Dataset records:
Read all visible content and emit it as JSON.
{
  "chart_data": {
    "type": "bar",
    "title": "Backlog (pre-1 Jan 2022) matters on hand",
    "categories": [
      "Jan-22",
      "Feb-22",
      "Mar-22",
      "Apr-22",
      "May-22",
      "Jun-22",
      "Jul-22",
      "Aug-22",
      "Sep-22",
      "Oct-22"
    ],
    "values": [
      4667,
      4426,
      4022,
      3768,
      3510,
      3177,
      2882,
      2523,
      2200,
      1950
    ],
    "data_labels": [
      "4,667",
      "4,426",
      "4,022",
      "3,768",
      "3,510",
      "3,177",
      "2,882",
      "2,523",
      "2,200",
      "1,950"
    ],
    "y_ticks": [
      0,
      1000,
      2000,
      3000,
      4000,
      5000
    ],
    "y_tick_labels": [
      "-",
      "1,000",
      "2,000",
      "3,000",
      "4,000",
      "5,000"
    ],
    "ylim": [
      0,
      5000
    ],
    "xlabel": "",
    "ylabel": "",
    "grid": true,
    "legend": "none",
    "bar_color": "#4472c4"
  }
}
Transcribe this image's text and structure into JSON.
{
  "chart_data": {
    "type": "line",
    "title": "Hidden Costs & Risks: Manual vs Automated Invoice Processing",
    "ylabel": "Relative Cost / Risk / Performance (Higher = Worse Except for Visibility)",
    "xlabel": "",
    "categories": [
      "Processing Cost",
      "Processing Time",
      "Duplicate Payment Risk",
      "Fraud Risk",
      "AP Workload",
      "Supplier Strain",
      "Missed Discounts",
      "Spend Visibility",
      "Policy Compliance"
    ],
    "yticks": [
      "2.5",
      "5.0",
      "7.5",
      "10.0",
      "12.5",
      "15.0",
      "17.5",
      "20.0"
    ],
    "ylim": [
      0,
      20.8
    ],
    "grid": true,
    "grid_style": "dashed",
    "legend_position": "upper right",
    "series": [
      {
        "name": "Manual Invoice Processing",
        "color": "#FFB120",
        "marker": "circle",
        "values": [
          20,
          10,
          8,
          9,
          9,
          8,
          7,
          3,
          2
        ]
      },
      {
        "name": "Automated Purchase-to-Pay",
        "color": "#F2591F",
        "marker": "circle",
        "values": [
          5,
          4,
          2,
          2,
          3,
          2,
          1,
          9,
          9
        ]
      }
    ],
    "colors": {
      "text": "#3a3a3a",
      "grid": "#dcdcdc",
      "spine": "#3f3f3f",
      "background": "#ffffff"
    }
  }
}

Task to carry out: Generate an exact reproduction of all entries.

Solution to this exercise:
Read all visible content and emit it as JSON.
{
  "chart_data": {
    "type": "bar",
    "title": "Backlog (pre-1 Jan 2022) matters on hand",
    "categories": [
      "Jan-22",
      "Feb-22",
      "Mar-22",
      "Apr-22",
      "May-22",
      "Jun-22",
      "Jul-22",
      "Aug-22",
      "Sep-22",
      "Oct-22"
    ],
    "values": [
      4667,
      4426,
      4022,
      3768,
      3510,
      3177,
      2882,
      2523,
      2200,
      1950
    ],
    "data_labels": [
      "4,667",
      "4,426",
      "4,022",
      "3,768",
      "3,510",
      "3,177",
      "2,882",
      "2,523",
      "2,200",
      "1,950"
    ],
    "y_ticks": [
      0,
      1000,
      2000,
      3000,
      4000,
      5000
    ],
    "y_tick_labels": [
      "-",
      "1,000",
      "2,000",
      "3,000",
      "4,000",
      "5,000"
    ],
    "ylim": [
      0,
      5000
    ],
    "xlabel": "",
    "ylabel": "",
    "grid": true,
    "legend": "none",
    "bar_color": "#4472c4"
  }
}
Transcribe this image's text and structure into JSON.
{
  "chart_data": {
    "type": "line",
    "title": "Hidden Costs & Risks: Manual vs Automated Invoice Processing",
    "ylabel": "Relative Cost / Risk / Performance (Higher = Worse Except for Visibility)",
    "xlabel": "",
    "categories": [
      "Processing Cost",
      "Processing Time",
      "Duplicate Payment Risk",
      "Fraud Risk",
      "AP Workload",
      "Supplier Strain",
      "Missed Discounts",
      "Spend Visibility",
      "Policy Compliance"
    ],
    "yticks": [
      "2.5",
      "5.0",
      "7.5",
      "10.0",
      "12.5",
      "15.0",
      "17.5",
      "20.0"
    ],
    "ylim": [
      0,
      20.8
    ],
    "grid": true,
    "grid_style": "dashed",
    "legend_position": "upper right",
    "series": [
      {
        "name": "Manual Invoice Processing",
        "color": "#FFB120",
        "marker": "circle",
        "values": [
          20,
          10,
          8,
          9,
          9,
          8,
          7,
          3,
          2
        ]
      },
      {
        "name": "Automated Purchase-to-Pay",
        "color": "#F2591F",
        "marker": "circle",
        "values": [
          5,
          4,
          2,
          2,
          3,
          2,
          1,
          9,
          9
        ]
      }
    ],
    "colors": {
      "text": "#3a3a3a",
      "grid": "#dcdcdc",
      "spine": "#3f3f3f",
      "background": "#ffffff"
    }
  }
}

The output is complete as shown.